# TASK BRIEF:
Below are the records; pull every line that includes "this".

Stored items from a collection:
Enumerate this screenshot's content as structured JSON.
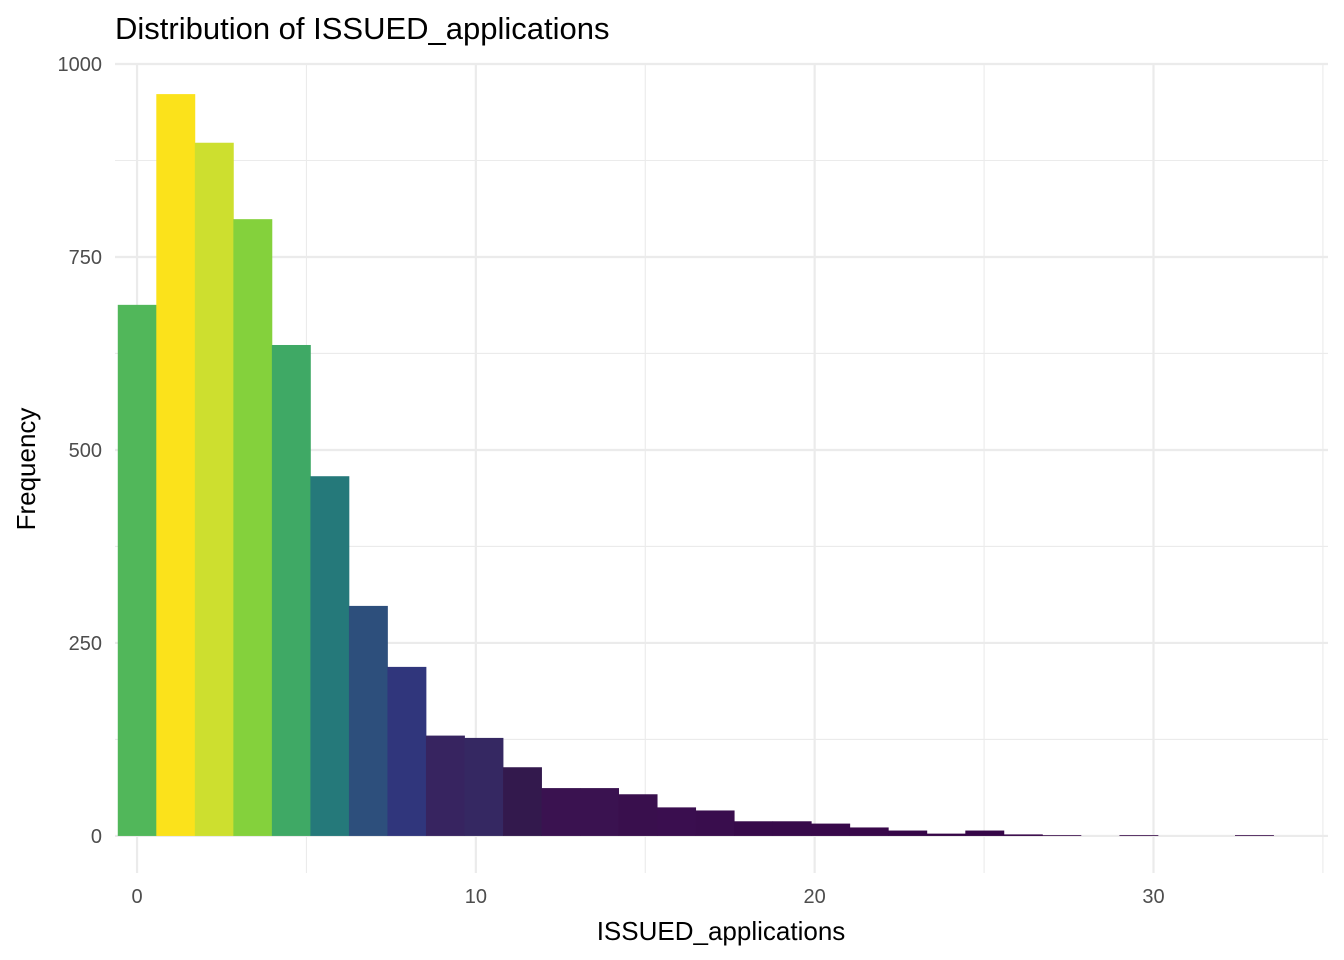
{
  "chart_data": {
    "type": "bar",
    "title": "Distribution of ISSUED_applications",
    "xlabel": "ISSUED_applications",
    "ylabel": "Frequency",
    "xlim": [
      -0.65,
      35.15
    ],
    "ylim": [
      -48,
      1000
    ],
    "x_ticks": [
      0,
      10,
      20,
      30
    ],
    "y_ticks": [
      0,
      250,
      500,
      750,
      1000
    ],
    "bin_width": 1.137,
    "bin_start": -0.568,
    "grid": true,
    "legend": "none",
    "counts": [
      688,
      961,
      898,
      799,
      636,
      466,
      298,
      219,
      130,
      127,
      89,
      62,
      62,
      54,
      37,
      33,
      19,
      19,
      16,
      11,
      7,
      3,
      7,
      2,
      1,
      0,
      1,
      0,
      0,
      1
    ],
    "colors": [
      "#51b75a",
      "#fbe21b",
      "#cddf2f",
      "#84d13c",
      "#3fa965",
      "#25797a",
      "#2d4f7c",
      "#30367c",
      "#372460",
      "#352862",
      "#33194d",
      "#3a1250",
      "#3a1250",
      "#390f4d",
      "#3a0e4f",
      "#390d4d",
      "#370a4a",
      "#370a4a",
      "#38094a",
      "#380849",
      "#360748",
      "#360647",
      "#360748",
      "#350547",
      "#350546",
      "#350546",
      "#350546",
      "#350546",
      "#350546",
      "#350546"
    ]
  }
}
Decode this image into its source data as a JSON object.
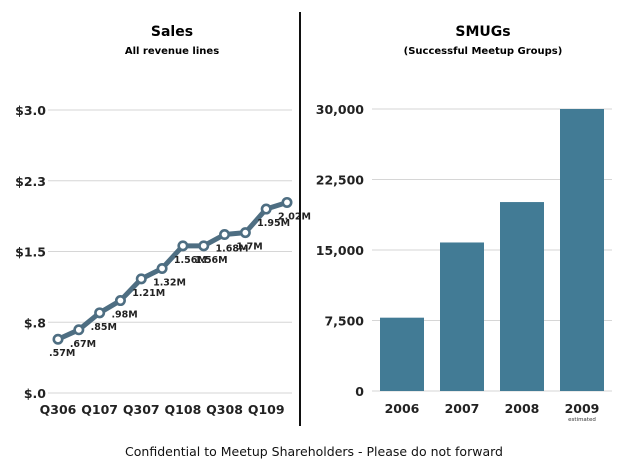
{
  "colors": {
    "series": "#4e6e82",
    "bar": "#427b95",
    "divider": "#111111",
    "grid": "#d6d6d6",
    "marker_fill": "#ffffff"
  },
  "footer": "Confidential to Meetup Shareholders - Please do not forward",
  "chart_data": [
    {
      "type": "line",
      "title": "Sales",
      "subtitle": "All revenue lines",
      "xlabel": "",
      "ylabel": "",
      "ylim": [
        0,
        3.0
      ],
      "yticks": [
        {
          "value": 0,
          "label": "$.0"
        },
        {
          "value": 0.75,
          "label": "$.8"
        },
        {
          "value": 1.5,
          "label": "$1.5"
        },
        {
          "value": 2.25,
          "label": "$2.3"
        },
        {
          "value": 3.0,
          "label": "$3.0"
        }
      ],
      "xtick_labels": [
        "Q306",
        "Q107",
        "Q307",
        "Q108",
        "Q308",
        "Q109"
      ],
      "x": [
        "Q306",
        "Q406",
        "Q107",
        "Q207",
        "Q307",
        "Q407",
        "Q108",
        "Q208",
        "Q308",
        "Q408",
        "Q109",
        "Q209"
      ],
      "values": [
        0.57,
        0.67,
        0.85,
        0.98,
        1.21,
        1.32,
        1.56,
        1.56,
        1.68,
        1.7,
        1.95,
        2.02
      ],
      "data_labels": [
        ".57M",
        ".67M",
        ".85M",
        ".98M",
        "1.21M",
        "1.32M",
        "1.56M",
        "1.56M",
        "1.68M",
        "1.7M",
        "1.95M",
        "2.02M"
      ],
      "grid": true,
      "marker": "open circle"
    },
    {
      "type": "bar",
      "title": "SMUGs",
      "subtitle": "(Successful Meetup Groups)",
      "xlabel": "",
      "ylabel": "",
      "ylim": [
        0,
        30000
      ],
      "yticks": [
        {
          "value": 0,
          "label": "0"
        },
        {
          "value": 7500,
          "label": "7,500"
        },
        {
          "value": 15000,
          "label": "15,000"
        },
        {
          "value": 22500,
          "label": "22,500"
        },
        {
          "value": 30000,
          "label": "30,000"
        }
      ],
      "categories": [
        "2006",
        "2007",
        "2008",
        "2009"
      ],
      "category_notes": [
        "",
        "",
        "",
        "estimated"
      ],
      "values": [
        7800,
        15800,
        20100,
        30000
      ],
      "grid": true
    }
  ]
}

# EXERCISE ANSWER:
Enumerate this screenshot's content as structured JSON.
Decode this image into its source data as a JSON object.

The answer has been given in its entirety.